──────── Alıntı Metin ────────

Somut olayda, dava konusu taşınmaz üzerinde davacı lehine şekline uygun olarak düzenlenmiş 25.12.2002 tarihli 15 yıl süreli (kısıtlama ile 12 yıl 8 ay 29 gün) intifa hakkı vardır.
Davacı bu hakkını, davalı … Petrol İnşaat San. Tic. Ltd Şti’ ne verdiği bayilik sebebi ile adı geçen bayi aracılığı ile kullanmış, bu amaçla taraflar arasında 27.11.2012 tarihli akaryakıt bayilik sözleşmesi imzalanmıştır. Ancak bayilik sözleşmesi davalı şirket tarafından sonlandırılmış, fakat taşınmaz davacı şirkete teslim edilmeyerek, taşınmazın yeni maliki Kütük Mermer San ve Tic. A.Ş.ile istasyonun kullanımı için 01/09/2013 günlü kira sözleşmesi imzalanmış ve kira sözleşmesine istinaden taşınmaz 3.kişi aracılığı ile kullanılmaya devam edilmiştir.
Davacı şirket intifadan kaynaklanan hakkını kullanmak istemektedir. Ancak taşınmaz davalının yani malikle imzaladığı kira sözleşmesine istinaden 3.kişiye teslim edilmiştir. Taşınmazın malikinin değişmesi intifa hakkını sona erdirmez.

────────

> Alıştırmalar:
1) İntifa hakkıyla ilgili metinde geçen bütün tarihleri, metindeki yazılışlarıyla sıralayın.
2) İntifa hakkıyla ilgili metni son cümlesinden itibaren sürdürün.
Öğeler metinden bağımsız bir malzemedir.

──────── Öğeler ────────

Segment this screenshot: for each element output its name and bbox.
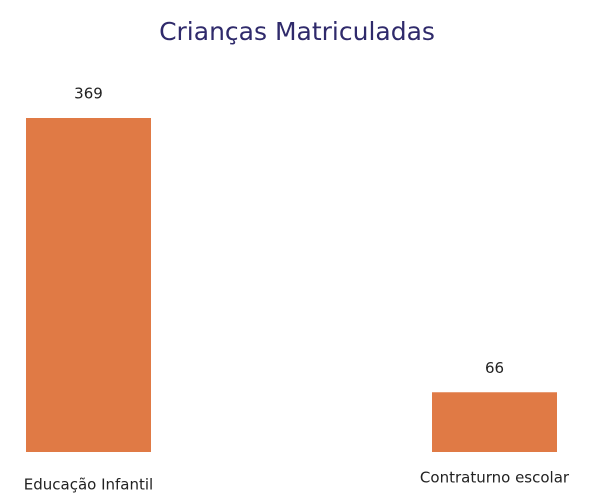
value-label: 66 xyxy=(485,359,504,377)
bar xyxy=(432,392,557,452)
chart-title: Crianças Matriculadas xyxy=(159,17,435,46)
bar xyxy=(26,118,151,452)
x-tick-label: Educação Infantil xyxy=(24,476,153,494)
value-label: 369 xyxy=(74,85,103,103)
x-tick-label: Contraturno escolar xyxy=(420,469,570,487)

────────

> Sıralı Yanıtlar:
1) 25.12.2002, 27.11.2012, 01/09/2013

2)
Dava konusu taşınmaz üzerindeki intifa hakkı sona erdirilmediği sürece hak sahibinin bu hakkını kullanmak istemesi hakkın özünden kaynaklanmaktadır.
Rekabet Kanununun 4.maddesi ve bu maddenin uygulanmasına ilişkin esasları belirleyen Rekabet Kurulunun 2002/2-2003/3 sayılı tebliğleri uyarınca 18/09/2010 tarihine kadar dağıtım şirketleri ile bayiler arasındaki sözleşme ilişkisinin rekabet hukuku ilkeleri ile uyumlu hale getirilmesi için muafiyet tanınmıştır. Dağıtım şirketlerinin verilen süre içerisinde yükümlülüklerini yerine getirmemesi rekabet hukukunda öngörülen yaptırımların uygulanmasına neden olabilir. Davacının özel hukuk açısından halen geçerliliğinin koruyan intifa hakkını kullanmak istemesi nedeniyle davalının taşınmaza el atmasının önlenmesini isteme hakkı vardır. ( Yargıtay 14.HD. 13/04/2012 gün 2012/1604-5522 E/K sayılı ilamı)
Davacının taşınmazdaki intifa hakkı 18/09/2015 tarihine kadar geçerlidir ve davalı taşınmazda işgalci durumdadır.
Açıklanan gerekçe ve dosya kapsamına göre davanın kabulüne karar vermek verilerek hüküm oluşturulmuştur.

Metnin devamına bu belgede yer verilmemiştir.